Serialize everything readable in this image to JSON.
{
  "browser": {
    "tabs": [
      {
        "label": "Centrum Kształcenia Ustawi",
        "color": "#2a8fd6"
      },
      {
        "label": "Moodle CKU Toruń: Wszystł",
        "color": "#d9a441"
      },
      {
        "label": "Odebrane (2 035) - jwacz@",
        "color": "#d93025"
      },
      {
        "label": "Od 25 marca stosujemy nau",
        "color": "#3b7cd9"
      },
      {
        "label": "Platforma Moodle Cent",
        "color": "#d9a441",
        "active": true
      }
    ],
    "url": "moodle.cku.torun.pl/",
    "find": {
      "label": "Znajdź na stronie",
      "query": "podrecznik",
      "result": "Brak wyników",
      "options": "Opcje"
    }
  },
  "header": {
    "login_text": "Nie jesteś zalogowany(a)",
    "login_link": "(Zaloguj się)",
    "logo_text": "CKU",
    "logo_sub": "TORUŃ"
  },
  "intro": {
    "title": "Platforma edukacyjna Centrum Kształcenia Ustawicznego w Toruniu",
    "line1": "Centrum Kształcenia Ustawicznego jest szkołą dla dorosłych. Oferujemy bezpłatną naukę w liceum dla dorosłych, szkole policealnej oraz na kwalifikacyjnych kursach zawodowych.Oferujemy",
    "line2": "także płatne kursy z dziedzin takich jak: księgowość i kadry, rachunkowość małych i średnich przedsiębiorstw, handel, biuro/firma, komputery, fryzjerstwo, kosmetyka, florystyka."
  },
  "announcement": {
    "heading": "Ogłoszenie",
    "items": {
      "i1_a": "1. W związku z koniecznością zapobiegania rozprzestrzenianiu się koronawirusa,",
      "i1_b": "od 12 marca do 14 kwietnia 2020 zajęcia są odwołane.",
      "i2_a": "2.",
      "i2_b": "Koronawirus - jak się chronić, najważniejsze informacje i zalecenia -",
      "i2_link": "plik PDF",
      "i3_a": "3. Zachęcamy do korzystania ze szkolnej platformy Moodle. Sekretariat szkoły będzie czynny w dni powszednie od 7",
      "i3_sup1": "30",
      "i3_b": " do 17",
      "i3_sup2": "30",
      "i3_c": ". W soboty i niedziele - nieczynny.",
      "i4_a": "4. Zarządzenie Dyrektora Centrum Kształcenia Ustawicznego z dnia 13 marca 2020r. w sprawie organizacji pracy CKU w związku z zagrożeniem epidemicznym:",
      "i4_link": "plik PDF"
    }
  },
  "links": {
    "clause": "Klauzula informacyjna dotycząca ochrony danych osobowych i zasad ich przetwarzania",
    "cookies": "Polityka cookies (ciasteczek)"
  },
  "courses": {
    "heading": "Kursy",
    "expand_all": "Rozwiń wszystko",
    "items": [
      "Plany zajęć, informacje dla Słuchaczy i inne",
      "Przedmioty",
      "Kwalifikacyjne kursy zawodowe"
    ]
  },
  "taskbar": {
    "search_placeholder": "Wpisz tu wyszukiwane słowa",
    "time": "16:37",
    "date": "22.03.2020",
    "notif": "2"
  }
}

++++++++++++++++++++

YOUR GOAL: Write out the whole listing again, exactly as it stands.

SOLUTION FOR THIS EXERCISE:
Serialize everything readable in this image to JSON.
{
  "browser": {
    "tabs": [
      {
        "label": "Centrum Kształcenia Ustawi",
        "color": "#2a8fd6"
      },
      {
        "label": "Moodle CKU Toruń: Wszystł",
        "color": "#d9a441"
      },
      {
        "label": "Odebrane (2 035) - jwacz@",
        "color": "#d93025"
      },
      {
        "label": "Od 25 marca stosujemy nau",
        "color": "#3b7cd9"
      },
      {
        "label": "Platforma Moodle Cent",
        "color": "#d9a441",
        "active": true
      }
    ],
    "url": "moodle.cku.torun.pl/",
    "find": {
      "label": "Znajdź na stronie",
      "query": "podrecznik",
      "result": "Brak wyników",
      "options": "Opcje"
    }
  },
  "header": {
    "login_text": "Nie jesteś zalogowany(a)",
    "login_link": "(Zaloguj się)",
    "logo_text": "CKU",
    "logo_sub": "TORUŃ"
  },
  "intro": {
    "title": "Platforma edukacyjna Centrum Kształcenia Ustawicznego w Toruniu",
    "line1": "Centrum Kształcenia Ustawicznego jest szkołą dla dorosłych. Oferujemy bezpłatną naukę w liceum dla dorosłych, szkole policealnej oraz na kwalifikacyjnych kursach zawodowych.Oferujemy",
    "line2": "także płatne kursy z dziedzin takich jak: księgowość i kadry, rachunkowość małych i średnich przedsiębiorstw, handel, biuro/firma, komputery, fryzjerstwo, kosmetyka, florystyka."
  },
  "announcement": {
    "heading": "Ogłoszenie",
    "items": {
      "i1_a": "1. W związku z koniecznością zapobiegania rozprzestrzenianiu się koronawirusa,",
      "i1_b": "od 12 marca do 14 kwietnia 2020 zajęcia są odwołane.",
      "i2_a": "2.",
      "i2_b": "Koronawirus - jak się chronić, najważniejsze informacje i zalecenia -",
      "i2_link": "plik PDF",
      "i3_a": "3. Zachęcamy do korzystania ze szkolnej platformy Moodle. Sekretariat szkoły będzie czynny w dni powszednie od 7",
      "i3_sup1": "30",
      "i3_b": " do 17",
      "i3_sup2": "30",
      "i3_c": ". W soboty i niedziele - nieczynny.",
      "i4_a": "4. Zarządzenie Dyrektora Centrum Kształcenia Ustawicznego z dnia 13 marca 2020r. w sprawie organizacji pracy CKU w związku z zagrożeniem epidemicznym:",
      "i4_link": "plik PDF"
    }
  },
  "links": {
    "clause": "Klauzula informacyjna dotycząca ochrony danych osobowych i zasad ich przetwarzania",
    "cookies": "Polityka cookies (ciasteczek)"
  },
  "courses": {
    "heading": "Kursy",
    "expand_all": "Rozwiń wszystko",
    "items": [
      "Plany zajęć, informacje dla Słuchaczy i inne",
      "Przedmioty",
      "Kwalifikacyjne kursy zawodowe"
    ]
  },
  "taskbar": {
    "search_placeholder": "Wpisz tu wyszukiwane słowa",
    "time": "16:37",
    "date": "22.03.2020",
    "notif": "2"
  }
}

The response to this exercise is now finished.